[Material]

═══

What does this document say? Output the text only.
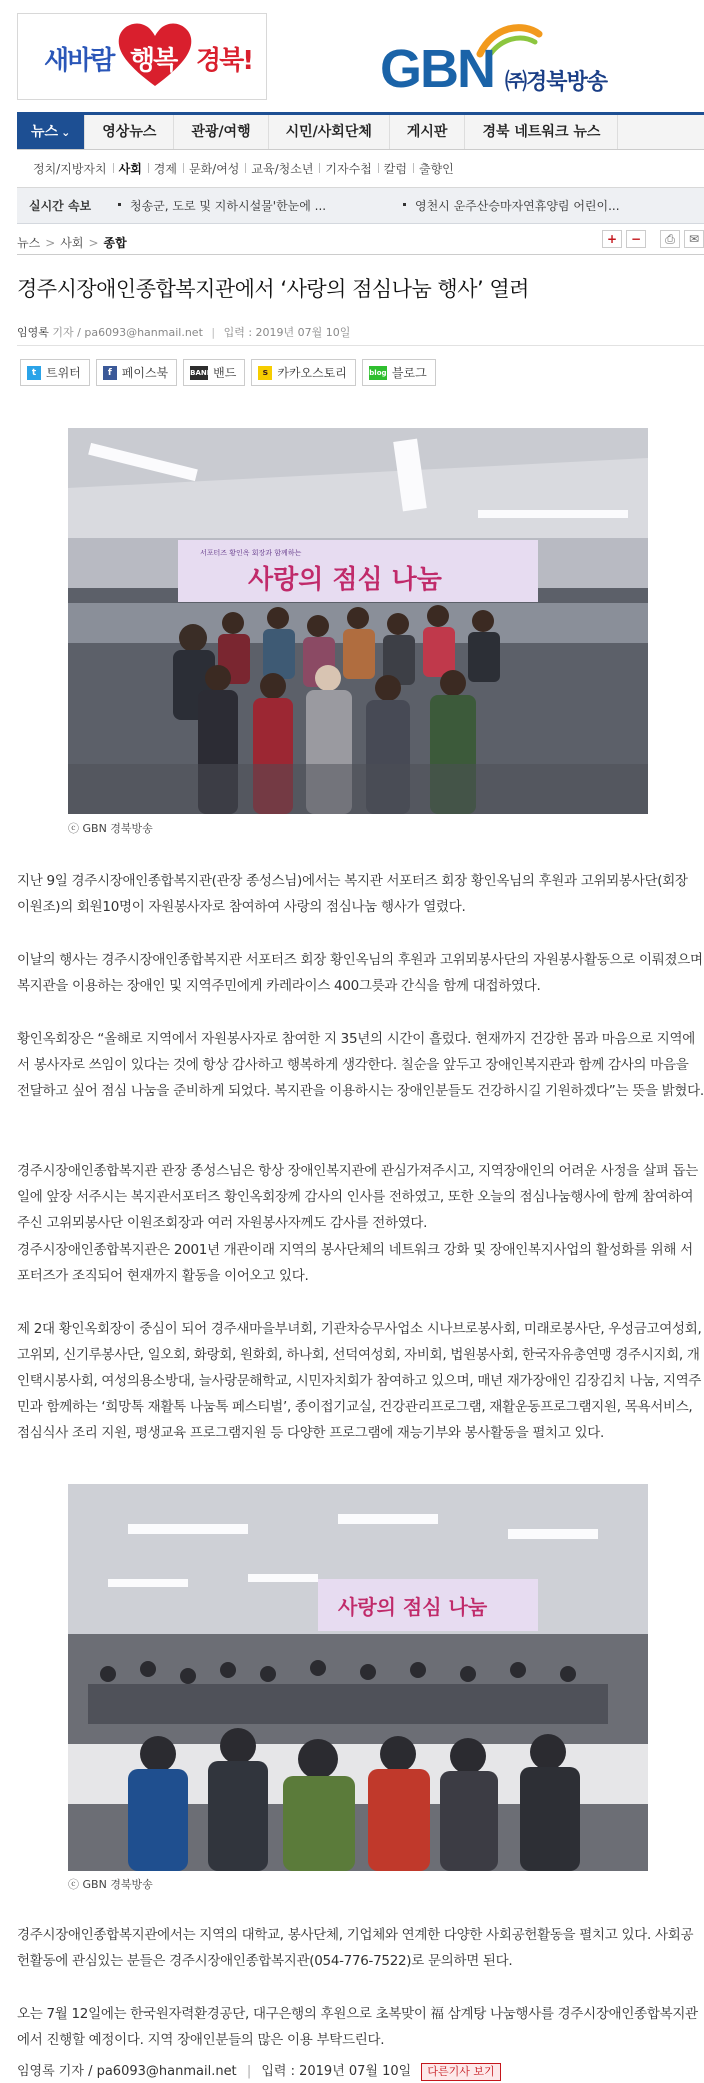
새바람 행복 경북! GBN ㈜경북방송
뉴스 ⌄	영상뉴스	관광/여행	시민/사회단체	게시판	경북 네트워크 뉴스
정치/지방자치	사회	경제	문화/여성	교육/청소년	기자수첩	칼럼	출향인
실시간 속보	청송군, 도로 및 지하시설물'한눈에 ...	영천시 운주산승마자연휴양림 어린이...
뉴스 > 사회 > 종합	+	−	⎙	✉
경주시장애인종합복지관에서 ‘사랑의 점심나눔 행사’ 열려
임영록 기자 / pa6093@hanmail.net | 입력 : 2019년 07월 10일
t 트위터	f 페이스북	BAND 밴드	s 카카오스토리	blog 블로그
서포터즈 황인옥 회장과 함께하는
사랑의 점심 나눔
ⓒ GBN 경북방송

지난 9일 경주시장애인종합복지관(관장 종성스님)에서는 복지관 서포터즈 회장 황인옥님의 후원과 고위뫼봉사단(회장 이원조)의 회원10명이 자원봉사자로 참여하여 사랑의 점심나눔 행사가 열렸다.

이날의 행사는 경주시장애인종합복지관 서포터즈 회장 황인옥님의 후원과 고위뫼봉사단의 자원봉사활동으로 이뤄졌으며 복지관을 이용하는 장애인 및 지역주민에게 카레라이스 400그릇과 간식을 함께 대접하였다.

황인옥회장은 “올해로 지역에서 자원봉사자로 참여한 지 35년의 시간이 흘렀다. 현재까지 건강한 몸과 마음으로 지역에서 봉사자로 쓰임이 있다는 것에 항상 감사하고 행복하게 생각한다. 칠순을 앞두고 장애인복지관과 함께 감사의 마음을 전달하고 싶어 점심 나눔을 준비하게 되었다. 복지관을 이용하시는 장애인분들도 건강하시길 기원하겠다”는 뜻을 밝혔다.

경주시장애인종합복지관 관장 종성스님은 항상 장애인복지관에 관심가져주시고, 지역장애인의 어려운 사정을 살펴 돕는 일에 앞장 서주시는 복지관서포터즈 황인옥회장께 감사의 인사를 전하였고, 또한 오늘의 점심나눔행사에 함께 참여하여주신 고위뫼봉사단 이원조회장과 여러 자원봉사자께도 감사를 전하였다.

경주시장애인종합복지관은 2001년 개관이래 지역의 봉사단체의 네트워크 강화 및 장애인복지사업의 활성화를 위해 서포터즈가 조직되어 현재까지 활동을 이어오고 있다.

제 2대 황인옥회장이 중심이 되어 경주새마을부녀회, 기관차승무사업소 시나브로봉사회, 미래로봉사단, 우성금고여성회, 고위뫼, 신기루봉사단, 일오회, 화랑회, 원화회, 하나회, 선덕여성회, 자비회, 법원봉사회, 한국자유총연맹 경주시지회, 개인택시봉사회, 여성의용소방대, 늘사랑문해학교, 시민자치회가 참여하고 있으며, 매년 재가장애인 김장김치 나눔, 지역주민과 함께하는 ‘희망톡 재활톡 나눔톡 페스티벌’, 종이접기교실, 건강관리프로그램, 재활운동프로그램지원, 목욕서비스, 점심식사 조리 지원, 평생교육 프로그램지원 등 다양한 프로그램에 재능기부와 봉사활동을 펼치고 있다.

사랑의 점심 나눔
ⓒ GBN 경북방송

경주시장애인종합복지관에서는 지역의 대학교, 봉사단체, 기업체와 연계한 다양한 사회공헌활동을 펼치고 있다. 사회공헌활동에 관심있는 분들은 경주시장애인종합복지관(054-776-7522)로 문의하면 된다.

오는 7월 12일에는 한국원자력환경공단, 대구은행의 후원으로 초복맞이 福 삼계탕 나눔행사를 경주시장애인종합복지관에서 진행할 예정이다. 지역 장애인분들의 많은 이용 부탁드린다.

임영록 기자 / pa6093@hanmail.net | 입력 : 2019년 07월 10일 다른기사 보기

═══

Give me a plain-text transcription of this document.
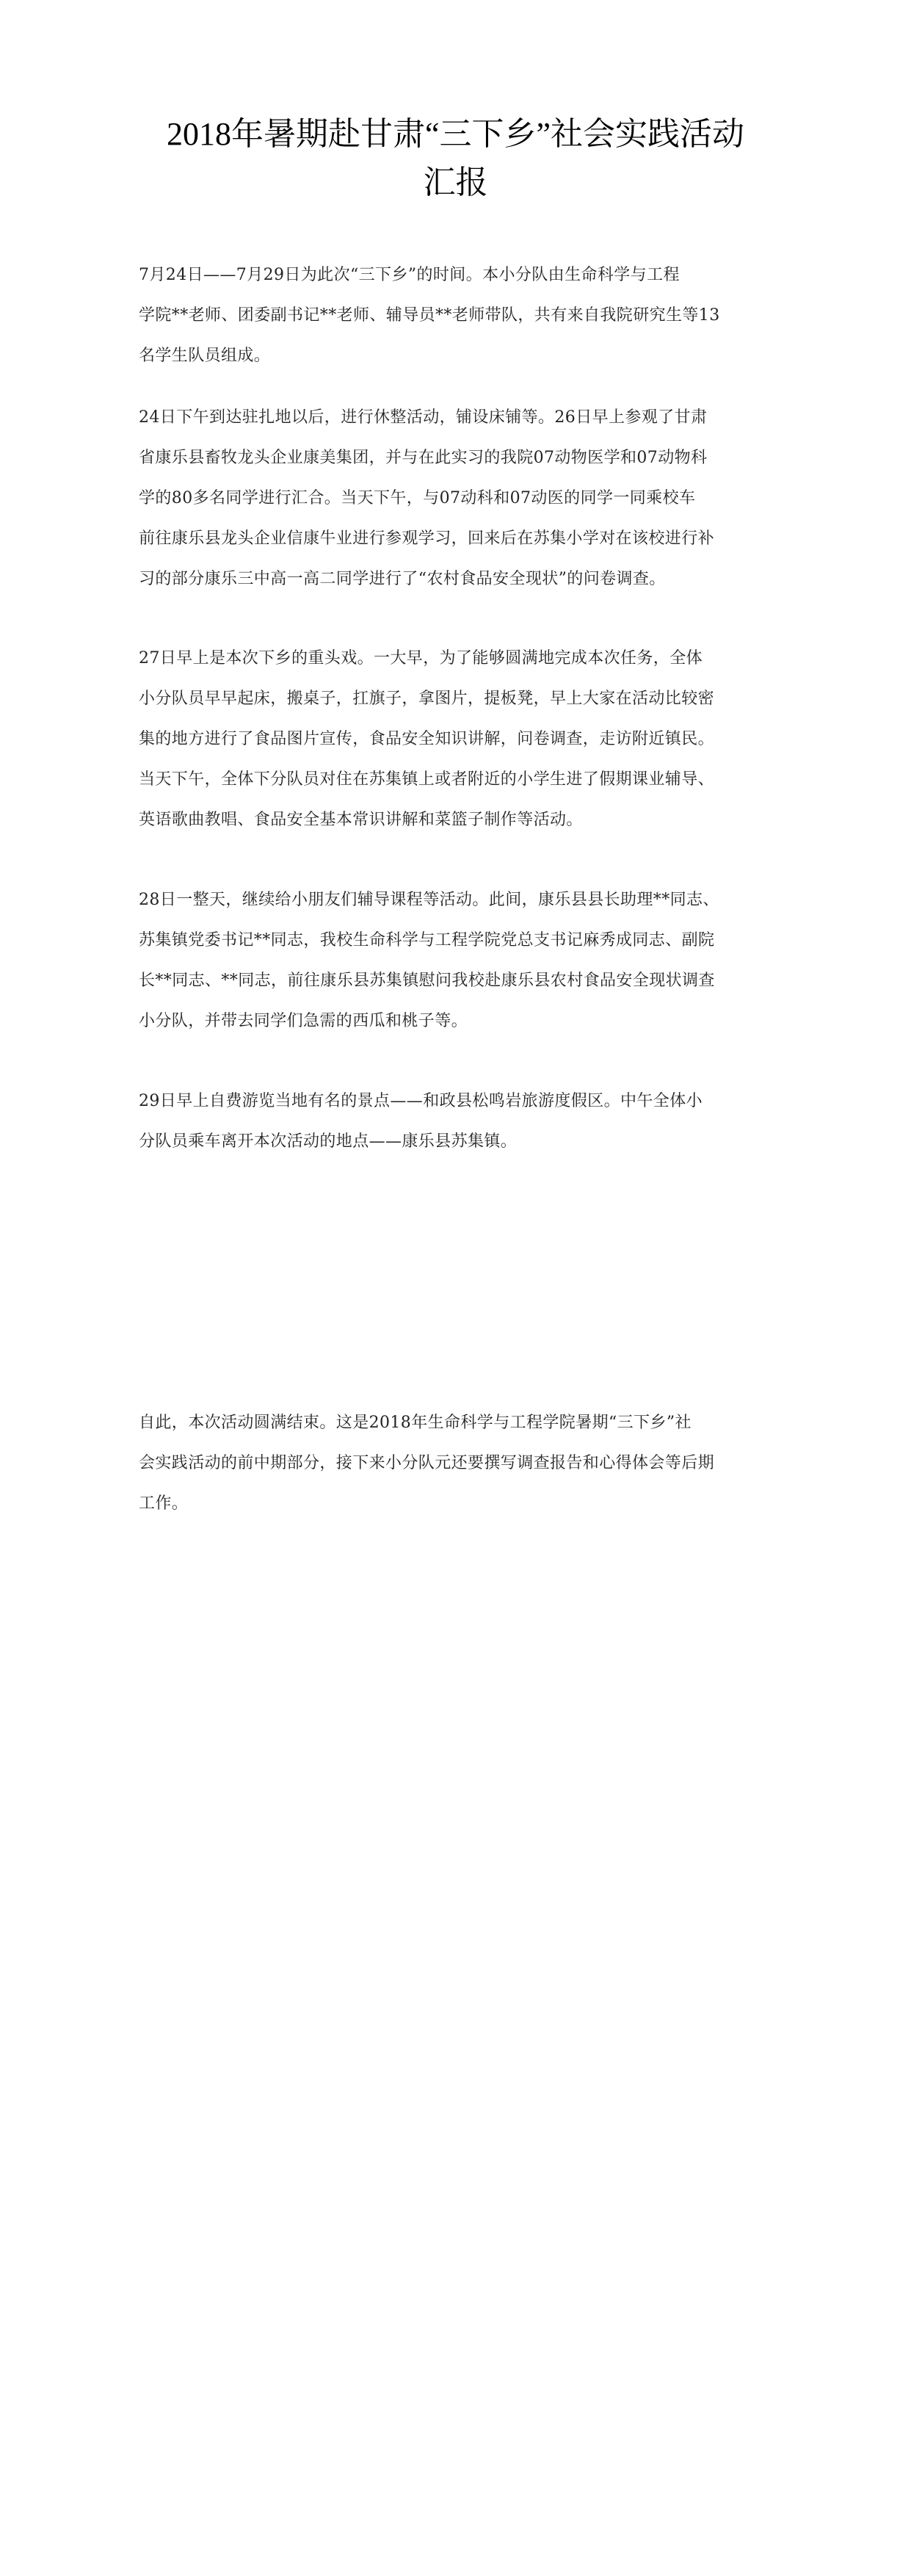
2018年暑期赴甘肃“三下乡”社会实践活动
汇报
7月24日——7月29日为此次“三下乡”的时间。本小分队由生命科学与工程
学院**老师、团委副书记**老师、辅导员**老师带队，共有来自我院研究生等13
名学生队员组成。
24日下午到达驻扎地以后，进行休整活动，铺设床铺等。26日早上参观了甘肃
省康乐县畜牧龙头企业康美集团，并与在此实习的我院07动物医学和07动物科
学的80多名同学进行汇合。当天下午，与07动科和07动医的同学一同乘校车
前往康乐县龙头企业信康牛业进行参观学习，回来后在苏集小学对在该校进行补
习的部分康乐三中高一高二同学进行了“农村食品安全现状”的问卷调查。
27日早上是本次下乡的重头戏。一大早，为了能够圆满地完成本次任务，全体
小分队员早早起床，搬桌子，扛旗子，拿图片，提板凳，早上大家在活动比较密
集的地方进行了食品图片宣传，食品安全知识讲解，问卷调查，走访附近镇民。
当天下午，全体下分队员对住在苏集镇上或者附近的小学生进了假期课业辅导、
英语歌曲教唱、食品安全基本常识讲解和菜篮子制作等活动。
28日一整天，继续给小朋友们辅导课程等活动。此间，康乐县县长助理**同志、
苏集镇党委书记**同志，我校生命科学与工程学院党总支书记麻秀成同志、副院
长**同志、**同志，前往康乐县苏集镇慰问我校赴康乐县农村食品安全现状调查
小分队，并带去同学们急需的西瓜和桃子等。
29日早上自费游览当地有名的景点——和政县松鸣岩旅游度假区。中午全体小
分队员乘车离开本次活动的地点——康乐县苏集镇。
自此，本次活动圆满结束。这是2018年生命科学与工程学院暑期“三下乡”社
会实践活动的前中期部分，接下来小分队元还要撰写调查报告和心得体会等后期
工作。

═══

[Your task] Out of the material above, gather each line where "当天下午" appears.

[Answer for this exercise]
学的80多名同学进行汇合。当天下午，与07动科和07动医的同学一同乘校车
当天下午，全体下分队员对住在苏集镇上或者附近的小学生进了假期课业辅导、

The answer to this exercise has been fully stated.